§ The problem: Your task is to print every entry below exactly as given.

§ Material for this task:
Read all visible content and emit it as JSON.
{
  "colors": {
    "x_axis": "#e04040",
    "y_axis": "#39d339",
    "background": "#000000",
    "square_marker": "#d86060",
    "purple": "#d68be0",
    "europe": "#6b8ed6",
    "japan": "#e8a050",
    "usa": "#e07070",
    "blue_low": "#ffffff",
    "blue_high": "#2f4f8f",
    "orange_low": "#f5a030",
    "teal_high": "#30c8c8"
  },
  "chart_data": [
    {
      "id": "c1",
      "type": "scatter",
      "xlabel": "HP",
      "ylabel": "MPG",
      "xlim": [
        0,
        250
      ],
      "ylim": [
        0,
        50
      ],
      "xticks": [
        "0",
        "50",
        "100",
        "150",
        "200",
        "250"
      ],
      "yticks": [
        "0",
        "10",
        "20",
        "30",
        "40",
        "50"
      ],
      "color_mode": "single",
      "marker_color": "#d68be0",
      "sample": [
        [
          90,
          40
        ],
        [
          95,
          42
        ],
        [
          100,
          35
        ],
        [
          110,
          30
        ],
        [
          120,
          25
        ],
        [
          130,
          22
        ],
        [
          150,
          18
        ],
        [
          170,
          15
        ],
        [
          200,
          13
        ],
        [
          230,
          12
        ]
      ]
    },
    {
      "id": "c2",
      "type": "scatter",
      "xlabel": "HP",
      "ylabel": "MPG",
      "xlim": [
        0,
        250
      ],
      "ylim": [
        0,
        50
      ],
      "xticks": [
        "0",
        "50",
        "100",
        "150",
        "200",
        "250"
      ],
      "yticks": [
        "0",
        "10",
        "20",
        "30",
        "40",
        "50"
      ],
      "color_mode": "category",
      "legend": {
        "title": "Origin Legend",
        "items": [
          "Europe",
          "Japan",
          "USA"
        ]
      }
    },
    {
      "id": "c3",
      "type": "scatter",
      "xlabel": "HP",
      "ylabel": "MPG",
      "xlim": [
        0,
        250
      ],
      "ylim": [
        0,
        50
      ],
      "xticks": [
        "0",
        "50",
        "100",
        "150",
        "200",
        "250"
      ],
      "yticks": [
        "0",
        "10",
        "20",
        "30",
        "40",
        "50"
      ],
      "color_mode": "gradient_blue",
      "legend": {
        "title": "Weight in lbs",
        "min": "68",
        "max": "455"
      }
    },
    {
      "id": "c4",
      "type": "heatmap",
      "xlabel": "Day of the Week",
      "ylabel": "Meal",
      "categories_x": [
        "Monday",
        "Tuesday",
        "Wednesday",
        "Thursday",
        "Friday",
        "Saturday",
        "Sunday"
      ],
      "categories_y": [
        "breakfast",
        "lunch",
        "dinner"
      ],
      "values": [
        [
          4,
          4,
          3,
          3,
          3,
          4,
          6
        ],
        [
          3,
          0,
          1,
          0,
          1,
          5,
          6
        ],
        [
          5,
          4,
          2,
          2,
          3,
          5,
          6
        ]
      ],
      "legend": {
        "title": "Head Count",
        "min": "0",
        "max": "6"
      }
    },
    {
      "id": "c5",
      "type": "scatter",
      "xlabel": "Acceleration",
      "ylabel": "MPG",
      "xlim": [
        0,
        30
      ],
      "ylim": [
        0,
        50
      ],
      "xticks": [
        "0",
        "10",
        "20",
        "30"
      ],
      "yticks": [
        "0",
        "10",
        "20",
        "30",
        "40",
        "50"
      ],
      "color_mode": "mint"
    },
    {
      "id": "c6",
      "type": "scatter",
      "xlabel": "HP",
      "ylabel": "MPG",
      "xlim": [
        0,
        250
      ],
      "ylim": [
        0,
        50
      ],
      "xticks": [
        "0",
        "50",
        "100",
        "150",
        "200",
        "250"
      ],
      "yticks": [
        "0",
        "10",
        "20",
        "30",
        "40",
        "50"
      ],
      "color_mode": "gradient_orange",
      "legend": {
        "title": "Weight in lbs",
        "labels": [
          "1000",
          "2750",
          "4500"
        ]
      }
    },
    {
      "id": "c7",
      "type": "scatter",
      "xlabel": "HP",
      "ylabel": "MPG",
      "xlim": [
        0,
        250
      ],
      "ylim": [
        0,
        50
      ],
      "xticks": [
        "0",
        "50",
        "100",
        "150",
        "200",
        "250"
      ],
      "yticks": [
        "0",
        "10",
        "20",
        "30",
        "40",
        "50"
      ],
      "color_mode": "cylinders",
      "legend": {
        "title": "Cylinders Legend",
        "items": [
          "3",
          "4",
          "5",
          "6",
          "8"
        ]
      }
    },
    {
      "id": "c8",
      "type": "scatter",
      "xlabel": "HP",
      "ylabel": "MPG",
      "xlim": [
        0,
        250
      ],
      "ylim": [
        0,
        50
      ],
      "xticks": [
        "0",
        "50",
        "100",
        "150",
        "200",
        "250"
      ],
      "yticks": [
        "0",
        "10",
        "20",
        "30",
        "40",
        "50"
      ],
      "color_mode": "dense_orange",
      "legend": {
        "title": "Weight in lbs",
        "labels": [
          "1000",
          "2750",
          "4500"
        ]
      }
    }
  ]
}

§ Expected output:
Read all visible content and emit it as JSON.
{
  "colors": {
    "x_axis": "#e04040",
    "y_axis": "#39d339",
    "background": "#000000",
    "square_marker": "#d86060",
    "purple": "#d68be0",
    "europe": "#6b8ed6",
    "japan": "#e8a050",
    "usa": "#e07070",
    "blue_low": "#ffffff",
    "blue_high": "#2f4f8f",
    "orange_low": "#f5a030",
    "teal_high": "#30c8c8"
  },
  "chart_data": [
    {
      "id": "c1",
      "type": "scatter",
      "xlabel": "HP",
      "ylabel": "MPG",
      "xlim": [
        0,
        250
      ],
      "ylim": [
        0,
        50
      ],
      "xticks": [
        "0",
        "50",
        "100",
        "150",
        "200",
        "250"
      ],
      "yticks": [
        "0",
        "10",
        "20",
        "30",
        "40",
        "50"
      ],
      "color_mode": "single",
      "marker_color": "#d68be0",
      "sample": [
        [
          90,
          40
        ],
        [
          95,
          42
        ],
        [
          100,
          35
        ],
        [
          110,
          30
        ],
        [
          120,
          25
        ],
        [
          130,
          22
        ],
        [
          150,
          18
        ],
        [
          170,
          15
        ],
        [
          200,
          13
        ],
        [
          230,
          12
        ]
      ]
    },
    {
      "id": "c2",
      "type": "scatter",
      "xlabel": "HP",
      "ylabel": "MPG",
      "xlim": [
        0,
        250
      ],
      "ylim": [
        0,
        50
      ],
      "xticks": [
        "0",
        "50",
        "100",
        "150",
        "200",
        "250"
      ],
      "yticks": [
        "0",
        "10",
        "20",
        "30",
        "40",
        "50"
      ],
      "color_mode": "category",
      "legend": {
        "title": "Origin Legend",
        "items": [
          "Europe",
          "Japan",
          "USA"
        ]
      }
    },
    {
      "id": "c3",
      "type": "scatter",
      "xlabel": "HP",
      "ylabel": "MPG",
      "xlim": [
        0,
        250
      ],
      "ylim": [
        0,
        50
      ],
      "xticks": [
        "0",
        "50",
        "100",
        "150",
        "200",
        "250"
      ],
      "yticks": [
        "0",
        "10",
        "20",
        "30",
        "40",
        "50"
      ],
      "color_mode": "gradient_blue",
      "legend": {
        "title": "Weight in lbs",
        "min": "68",
        "max": "455"
      }
    },
    {
      "id": "c4",
      "type": "heatmap",
      "xlabel": "Day of the Week",
      "ylabel": "Meal",
      "categories_x": [
        "Monday",
        "Tuesday",
        "Wednesday",
        "Thursday",
        "Friday",
        "Saturday",
        "Sunday"
      ],
      "categories_y": [
        "breakfast",
        "lunch",
        "dinner"
      ],
      "values": [
        [
          4,
          4,
          3,
          3,
          3,
          4,
          6
        ],
        [
          3,
          0,
          1,
          0,
          1,
          5,
          6
        ],
        [
          5,
          4,
          2,
          2,
          3,
          5,
          6
        ]
      ],
      "legend": {
        "title": "Head Count",
        "min": "0",
        "max": "6"
      }
    },
    {
      "id": "c5",
      "type": "scatter",
      "xlabel": "Acceleration",
      "ylabel": "MPG",
      "xlim": [
        0,
        30
      ],
      "ylim": [
        0,
        50
      ],
      "xticks": [
        "0",
        "10",
        "20",
        "30"
      ],
      "yticks": [
        "0",
        "10",
        "20",
        "30",
        "40",
        "50"
      ],
      "color_mode": "mint"
    },
    {
      "id": "c6",
      "type": "scatter",
      "xlabel": "HP",
      "ylabel": "MPG",
      "xlim": [
        0,
        250
      ],
      "ylim": [
        0,
        50
      ],
      "xticks": [
        "0",
        "50",
        "100",
        "150",
        "200",
        "250"
      ],
      "yticks": [
        "0",
        "10",
        "20",
        "30",
        "40",
        "50"
      ],
      "color_mode": "gradient_orange",
      "legend": {
        "title": "Weight in lbs",
        "labels": [
          "1000",
          "2750",
          "4500"
        ]
      }
    },
    {
      "id": "c7",
      "type": "scatter",
      "xlabel": "HP",
      "ylabel": "MPG",
      "xlim": [
        0,
        250
      ],
      "ylim": [
        0,
        50
      ],
      "xticks": [
        "0",
        "50",
        "100",
        "150",
        "200",
        "250"
      ],
      "yticks": [
        "0",
        "10",
        "20",
        "30",
        "40",
        "50"
      ],
      "color_mode": "cylinders",
      "legend": {
        "title": "Cylinders Legend",
        "items": [
          "3",
          "4",
          "5",
          "6",
          "8"
        ]
      }
    },
    {
      "id": "c8",
      "type": "scatter",
      "xlabel": "HP",
      "ylabel": "MPG",
      "xlim": [
        0,
        250
      ],
      "ylim": [
        0,
        50
      ],
      "xticks": [
        "0",
        "50",
        "100",
        "150",
        "200",
        "250"
      ],
      "yticks": [
        "0",
        "10",
        "20",
        "30",
        "40",
        "50"
      ],
      "color_mode": "dense_orange",
      "legend": {
        "title": "Weight in lbs",
        "labels": [
          "1000",
          "2750",
          "4500"
        ]
      }
    }
  ]
}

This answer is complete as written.